#### Requests
1. Name everything that, according to the forum excerpt on MicroVMs and containers, cannot be shared or deduplicated with MicroVMs.
2. Print the portion of the forum excerpt on MicroVMs and containers between "Lastly, it's a" and "tool of choice.", inclusive.
3. Carry on the forum discussion about MicroVMs and Linux containers, starting after its final sentence.

#### Source excerpt
----

From a performance perspective, there's a lot of unknowns. Up until relatively recently, virtfs did not exist, so you had to carve off a block device. You can't do things like share a page cache and dedupe inodes and dentries AFAIK with MicroVMs. Then, on top of that, there are still security boundaries we need to enforce, like network filtering. If you do this with VMs, you need to do it at the packet layer versus the connection layer, which is much more expensive. There are others...
Lastly, it's a question of maturity. "full blown" VMs are very mature. On the other hand, containers have been maturing for upwards of a decade now. We'll probably explore MicroVMs further in the future, but for now, Linux containers are the tool of choice.
> You can't do things like share a page cache and dedupe inodes and dentries AFAIK with MicroVM
I work on several large Kubernetes clusters each running diverse jobs and this would be a huge BENEFIT. The Linux virtual memory (VM) subsystem regularly locks under heavy contention (e.g. one process performing a ridiculous amount of local, buffered I/O, dirtying a ton of pages, while another process struggles to page back in its executable code), leaving random processes frozen for seconds or minutes. (Default frozen lock failsafe triggers after 120s, but when things are really bad I've seen processes frozen for much longer.) It's a persistent source of alerts and complaints from people. It was much worse last year (2019) owing to some kernel regressions, but it's beginning to creep back up as the clusters see more production use so I'm not looking forward to 2021.

----

#### Element boundary records

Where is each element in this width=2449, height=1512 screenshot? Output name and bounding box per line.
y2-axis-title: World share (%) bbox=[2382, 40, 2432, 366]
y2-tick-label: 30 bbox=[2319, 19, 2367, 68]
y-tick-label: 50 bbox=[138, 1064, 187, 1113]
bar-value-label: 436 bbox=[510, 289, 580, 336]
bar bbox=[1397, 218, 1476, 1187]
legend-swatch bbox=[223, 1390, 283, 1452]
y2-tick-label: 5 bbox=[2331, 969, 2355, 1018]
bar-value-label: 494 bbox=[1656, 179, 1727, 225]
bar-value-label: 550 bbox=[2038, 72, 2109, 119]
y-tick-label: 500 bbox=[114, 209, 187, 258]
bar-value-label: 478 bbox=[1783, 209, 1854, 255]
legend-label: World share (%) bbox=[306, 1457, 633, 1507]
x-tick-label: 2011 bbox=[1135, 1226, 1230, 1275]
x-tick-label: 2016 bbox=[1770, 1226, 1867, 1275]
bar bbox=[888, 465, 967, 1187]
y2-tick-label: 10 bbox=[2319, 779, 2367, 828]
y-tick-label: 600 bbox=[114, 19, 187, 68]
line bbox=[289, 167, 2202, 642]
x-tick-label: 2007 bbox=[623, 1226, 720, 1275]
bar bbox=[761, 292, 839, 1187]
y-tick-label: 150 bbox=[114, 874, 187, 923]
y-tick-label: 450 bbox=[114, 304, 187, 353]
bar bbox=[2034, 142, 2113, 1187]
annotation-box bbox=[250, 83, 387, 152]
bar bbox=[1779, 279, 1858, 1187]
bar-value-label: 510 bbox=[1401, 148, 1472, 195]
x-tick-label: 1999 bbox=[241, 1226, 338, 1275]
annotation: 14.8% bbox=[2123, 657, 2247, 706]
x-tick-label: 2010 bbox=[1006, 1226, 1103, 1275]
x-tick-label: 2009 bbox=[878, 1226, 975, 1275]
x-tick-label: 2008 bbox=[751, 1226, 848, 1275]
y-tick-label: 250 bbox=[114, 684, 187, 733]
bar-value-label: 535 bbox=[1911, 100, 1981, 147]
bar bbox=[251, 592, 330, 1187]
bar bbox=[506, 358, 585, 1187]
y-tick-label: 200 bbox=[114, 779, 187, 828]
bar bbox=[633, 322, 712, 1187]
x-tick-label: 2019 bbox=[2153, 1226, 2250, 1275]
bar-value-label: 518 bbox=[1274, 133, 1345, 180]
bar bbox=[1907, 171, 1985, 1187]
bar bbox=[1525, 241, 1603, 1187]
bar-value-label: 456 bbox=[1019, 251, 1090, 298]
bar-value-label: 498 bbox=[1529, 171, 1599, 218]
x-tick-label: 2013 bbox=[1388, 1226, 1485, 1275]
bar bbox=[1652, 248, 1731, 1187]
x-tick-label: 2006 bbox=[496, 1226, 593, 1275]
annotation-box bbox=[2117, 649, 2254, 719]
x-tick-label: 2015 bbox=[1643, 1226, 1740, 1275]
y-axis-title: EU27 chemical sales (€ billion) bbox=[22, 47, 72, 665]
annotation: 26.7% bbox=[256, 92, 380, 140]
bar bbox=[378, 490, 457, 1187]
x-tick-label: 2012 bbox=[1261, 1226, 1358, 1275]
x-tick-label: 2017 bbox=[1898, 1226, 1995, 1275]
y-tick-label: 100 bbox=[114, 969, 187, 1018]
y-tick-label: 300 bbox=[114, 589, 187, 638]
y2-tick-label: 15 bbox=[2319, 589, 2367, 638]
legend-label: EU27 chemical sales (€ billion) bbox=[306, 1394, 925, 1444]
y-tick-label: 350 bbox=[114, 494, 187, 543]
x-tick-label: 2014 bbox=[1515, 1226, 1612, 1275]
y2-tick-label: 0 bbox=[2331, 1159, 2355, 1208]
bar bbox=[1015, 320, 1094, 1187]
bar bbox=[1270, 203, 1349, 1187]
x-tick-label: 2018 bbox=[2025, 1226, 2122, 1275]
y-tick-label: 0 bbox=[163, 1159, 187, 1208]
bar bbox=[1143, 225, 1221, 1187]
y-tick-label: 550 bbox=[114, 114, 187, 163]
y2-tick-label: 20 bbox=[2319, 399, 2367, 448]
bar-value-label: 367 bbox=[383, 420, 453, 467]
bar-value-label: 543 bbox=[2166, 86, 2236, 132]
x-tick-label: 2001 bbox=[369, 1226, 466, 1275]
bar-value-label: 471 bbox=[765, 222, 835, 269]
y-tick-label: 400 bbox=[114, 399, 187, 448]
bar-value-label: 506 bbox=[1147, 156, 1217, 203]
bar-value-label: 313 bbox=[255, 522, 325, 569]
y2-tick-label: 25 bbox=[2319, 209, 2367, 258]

----

#### Expected responses
1. page cache, inodes, dentries

2.
Lastly, it's a question of maturity. "full blown" VMs are very mature. On the other hand, containers have been maturing for upwards of a decade now. We'll probably explore MicroVMs further in the future, but for now, Linux containers are the tool of choice.

3.
Kubernetes pods rarely need to share filesystems between themselves--at least not for heavy usage--and if they do it's usually via NFS or something similar. So MicroVMs really only leave you with the fixed cost of duplicating kernel data structures, which given the amount of memory on most nodes isn't that much. And there's performance potential here precisely because processes in different VMs aren't contending for as many of the same locks, etc. The tradeoffs very much mirror those of multi-process vs multi-threaded and monolithic vs microservice architectures.
Realistically, though, I can see some performance degradations due to the indirection needed for accessing local storage, except where you can make use of hardware passthrough. But I'll take a few percentage losses in runtime costs over frozen processes.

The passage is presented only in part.